-- BEGIN Text passage --
# New in PA



## Jim Hancock (Dec 30, 2016)

New here from Columbia County PA. Always had an interest and started reading and learning because of the shortage of bees lately. I'm seeing more hives in my area over the past year, I don't know if they're new or just noticed them because I'm looking for them. Enjoy woodworking so it should be an advantage in the hobby. Looking forward to being a member. This forum seems pretty active.


----------



## AmericasBeekeeper (Jan 24, 2010)

Welcome Jim!


----------



## Hoot Owl Lane Bees (Feb 24, 2012)

Welcome Jim
One of the first things you should do is find a local bee club and join & attend.
Then attend a beeginers class, this will help to learn local timing of things.


----------



## Jim Hancock (Dec 30, 2016)

I had sent an email to the local group before I joined here and I'm waiting for a reply.


----------



## johnbeejohn (Jun 30, 2013)

Welcome ColumbiaCounty is a good place for bees good luck


----------



## Tenbears (May 15, 2012)

Welcome. You are not too far from Mann in Wilkes Barry


----------



## Steve in PA (Jan 26, 2015)

Welcome. I believe the local club for you has a web page at thebeeyard.org. The couple that runs Aucher Apiary in Millville was very involved last time I visited. You could try contacting them. Mann is in WB and Brushy is in Milton so you have plenty of options.

Good luck and read LOTS.


----------



## ahuskano (Dec 3, 2016)

Welcome Jim! Just start with it, you will love it


----------



## Jim Hancock (Dec 30, 2016)

Steve in PA said:


> Welcome. I believe the local club for you has a web page at thebeeyard.org. The couple that runs Aucher Apiary in Millville was very involved last time I visited. You could try contacting them. Mann is in WB and Brushy is in Milton so you have plenty of options.
> 
> Good luck and read LOTS.


I've been reading everything I can find and it's a lot! I started reading last summer when I decided to try keeping a hive. It was too late to start then but I wanted to be prepared for this year.
I sent email to the local group but haven't received a reply yet.
-- END Text passage --
-- BEGIN Provided records --
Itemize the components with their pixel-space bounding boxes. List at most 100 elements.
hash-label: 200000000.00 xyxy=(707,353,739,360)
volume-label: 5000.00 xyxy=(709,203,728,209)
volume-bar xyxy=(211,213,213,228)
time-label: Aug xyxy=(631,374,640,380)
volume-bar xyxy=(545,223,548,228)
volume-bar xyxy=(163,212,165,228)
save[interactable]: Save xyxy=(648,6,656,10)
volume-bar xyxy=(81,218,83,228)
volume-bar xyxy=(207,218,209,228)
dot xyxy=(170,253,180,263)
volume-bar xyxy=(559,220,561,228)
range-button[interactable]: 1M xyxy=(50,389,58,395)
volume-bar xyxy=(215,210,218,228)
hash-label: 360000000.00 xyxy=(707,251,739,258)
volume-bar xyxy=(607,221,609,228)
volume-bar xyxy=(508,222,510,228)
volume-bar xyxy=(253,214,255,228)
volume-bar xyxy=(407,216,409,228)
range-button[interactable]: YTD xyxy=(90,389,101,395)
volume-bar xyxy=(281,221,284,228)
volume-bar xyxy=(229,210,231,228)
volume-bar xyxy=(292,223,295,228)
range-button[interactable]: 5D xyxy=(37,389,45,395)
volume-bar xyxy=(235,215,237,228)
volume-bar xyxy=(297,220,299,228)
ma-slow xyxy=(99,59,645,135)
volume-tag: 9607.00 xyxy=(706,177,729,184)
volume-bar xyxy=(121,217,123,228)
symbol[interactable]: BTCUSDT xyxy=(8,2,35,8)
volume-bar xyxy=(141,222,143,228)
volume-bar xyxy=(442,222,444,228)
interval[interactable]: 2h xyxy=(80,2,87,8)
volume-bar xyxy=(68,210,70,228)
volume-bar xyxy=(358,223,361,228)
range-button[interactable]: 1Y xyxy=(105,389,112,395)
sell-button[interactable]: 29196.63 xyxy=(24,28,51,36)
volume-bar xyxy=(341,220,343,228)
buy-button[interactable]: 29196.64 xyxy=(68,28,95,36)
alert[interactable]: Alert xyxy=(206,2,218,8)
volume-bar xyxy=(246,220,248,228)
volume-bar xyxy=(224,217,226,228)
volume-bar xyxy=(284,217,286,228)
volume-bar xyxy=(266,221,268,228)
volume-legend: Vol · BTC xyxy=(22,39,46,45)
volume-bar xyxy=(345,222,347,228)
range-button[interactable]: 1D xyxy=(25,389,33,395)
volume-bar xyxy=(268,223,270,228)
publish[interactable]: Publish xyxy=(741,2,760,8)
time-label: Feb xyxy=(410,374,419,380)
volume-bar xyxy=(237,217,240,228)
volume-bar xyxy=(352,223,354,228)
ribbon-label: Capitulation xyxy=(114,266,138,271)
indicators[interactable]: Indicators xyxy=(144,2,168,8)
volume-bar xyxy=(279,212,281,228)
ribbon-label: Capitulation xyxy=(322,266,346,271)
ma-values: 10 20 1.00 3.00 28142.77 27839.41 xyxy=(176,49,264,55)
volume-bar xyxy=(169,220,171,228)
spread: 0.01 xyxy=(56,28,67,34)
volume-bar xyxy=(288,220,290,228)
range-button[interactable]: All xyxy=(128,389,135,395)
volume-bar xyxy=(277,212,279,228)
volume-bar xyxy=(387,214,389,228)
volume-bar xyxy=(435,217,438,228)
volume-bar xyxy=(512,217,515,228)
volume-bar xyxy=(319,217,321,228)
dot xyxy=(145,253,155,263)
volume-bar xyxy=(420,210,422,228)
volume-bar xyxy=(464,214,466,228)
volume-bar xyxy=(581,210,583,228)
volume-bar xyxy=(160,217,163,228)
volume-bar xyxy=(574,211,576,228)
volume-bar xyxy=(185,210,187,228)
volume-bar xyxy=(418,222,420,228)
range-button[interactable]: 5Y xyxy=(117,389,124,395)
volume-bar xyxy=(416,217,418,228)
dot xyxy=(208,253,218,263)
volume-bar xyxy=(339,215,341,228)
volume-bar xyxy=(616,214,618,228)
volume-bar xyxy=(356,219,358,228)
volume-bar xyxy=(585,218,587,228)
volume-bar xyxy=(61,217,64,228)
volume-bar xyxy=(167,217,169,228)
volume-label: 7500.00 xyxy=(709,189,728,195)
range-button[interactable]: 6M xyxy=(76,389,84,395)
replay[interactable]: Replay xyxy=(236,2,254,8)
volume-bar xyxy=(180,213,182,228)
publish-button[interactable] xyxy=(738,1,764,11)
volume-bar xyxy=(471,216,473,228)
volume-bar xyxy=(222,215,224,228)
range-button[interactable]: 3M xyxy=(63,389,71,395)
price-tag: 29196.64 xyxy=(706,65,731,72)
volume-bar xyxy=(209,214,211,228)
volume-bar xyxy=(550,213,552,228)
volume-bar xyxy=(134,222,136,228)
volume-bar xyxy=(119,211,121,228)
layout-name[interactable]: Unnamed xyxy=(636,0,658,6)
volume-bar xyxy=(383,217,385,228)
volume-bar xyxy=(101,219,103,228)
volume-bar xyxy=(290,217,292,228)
-- END Provided records --
__Exercise instructions__:
1. According to the forum thread, why did Jim Hancock start reading about beekeeping last summer even though he did not begin a hive then?
2. Recast the entries as a Markdown table with the columns Number and Entry line, leaving out blank lines. Begin at the first line of the entries and stop after the line that contains "sell-button[interactable]: 29196.63 xyxy=(24,28,51,36)", including both ends.

__Task-by-task outputs__:
1. Last summer he decided to try keeping a hive, but it was too late in the year to start one. He read so that he would be prepared for this year.

2.
| Number | Entry line |
|---|---|
| 1 | Itemize the components with their pixel-space bounding boxes. List at most 100 elements. |
| 2 | hash-label: 200000000.00 xyxy=(707,353,739,360) |
| 3 | volume-label: 5000.00 xyxy=(709,203,728,209) |
| 4 | volume-bar xyxy=(211,213,213,228) |
| 5 | time-label: Aug xyxy=(631,374,640,380) |
| 6 | volume-bar xyxy=(545,223,548,228) |
| 7 | volume-bar xyxy=(163,212,165,228) |
| 8 | save[interactable]: Save xyxy=(648,6,656,10) |
| 9 | volume-bar xyxy=(81,218,83,228) |
| 10 | volume-bar xyxy=(207,218,209,228) |
| 11 | dot xyxy=(170,253,180,263) |
| 12 | volume-bar xyxy=(559,220,561,228) |
| 13 | range-button[interactable]: 1M xyxy=(50,389,58,395) |
| 14 | volume-bar xyxy=(215,210,218,228) |
| 15 | hash-label: 360000000.00 xyxy=(707,251,739,258) |
| 16 | volume-bar xyxy=(607,221,609,228) |
| 17 | volume-bar xyxy=(508,222,510,228) |
| 18 | volume-bar xyxy=(253,214,255,228) |
| 19 | volume-bar xyxy=(407,216,409,228) |
| 20 | range-button[interactable]: YTD xyxy=(90,389,101,395) |
| 21 | volume-bar xyxy=(281,221,284,228) |
| 22 | volume-bar xyxy=(229,210,231,228) |
| 23 | volume-bar xyxy=(292,223,295,228) |
| 24 | range-button[interactable]: 5D xyxy=(37,389,45,395) |
| 25 | volume-bar xyxy=(235,215,237,228) |
| 26 | volume-bar xyxy=(297,220,299,228) |
| 27 | ma-slow xyxy=(99,59,645,135) |
| 28 | volume-tag: 9607.00 xyxy=(706,177,729,184) |
| 29 | volume-bar xyxy=(121,217,123,228) |
| 30 | symbol[interactable]: BTCUSDT xyxy=(8,2,35,8) |
| 31 | volume-bar xyxy=(141,222,143,228) |
| 32 | volume-bar xyxy=(442,222,444,228) |
| 33 | interval[interactable]: 2h xyxy=(80,2,87,8) |
| 34 | volume-bar xyxy=(68,210,70,228) |
| 35 | volume-bar xyxy=(358,223,361,228) |
| 36 | range-button[interactable]: 1Y xyxy=(105,389,112,395) |
| 37 | sell-button[interactable]: 29196.63 xyxy=(24,28,51,36) |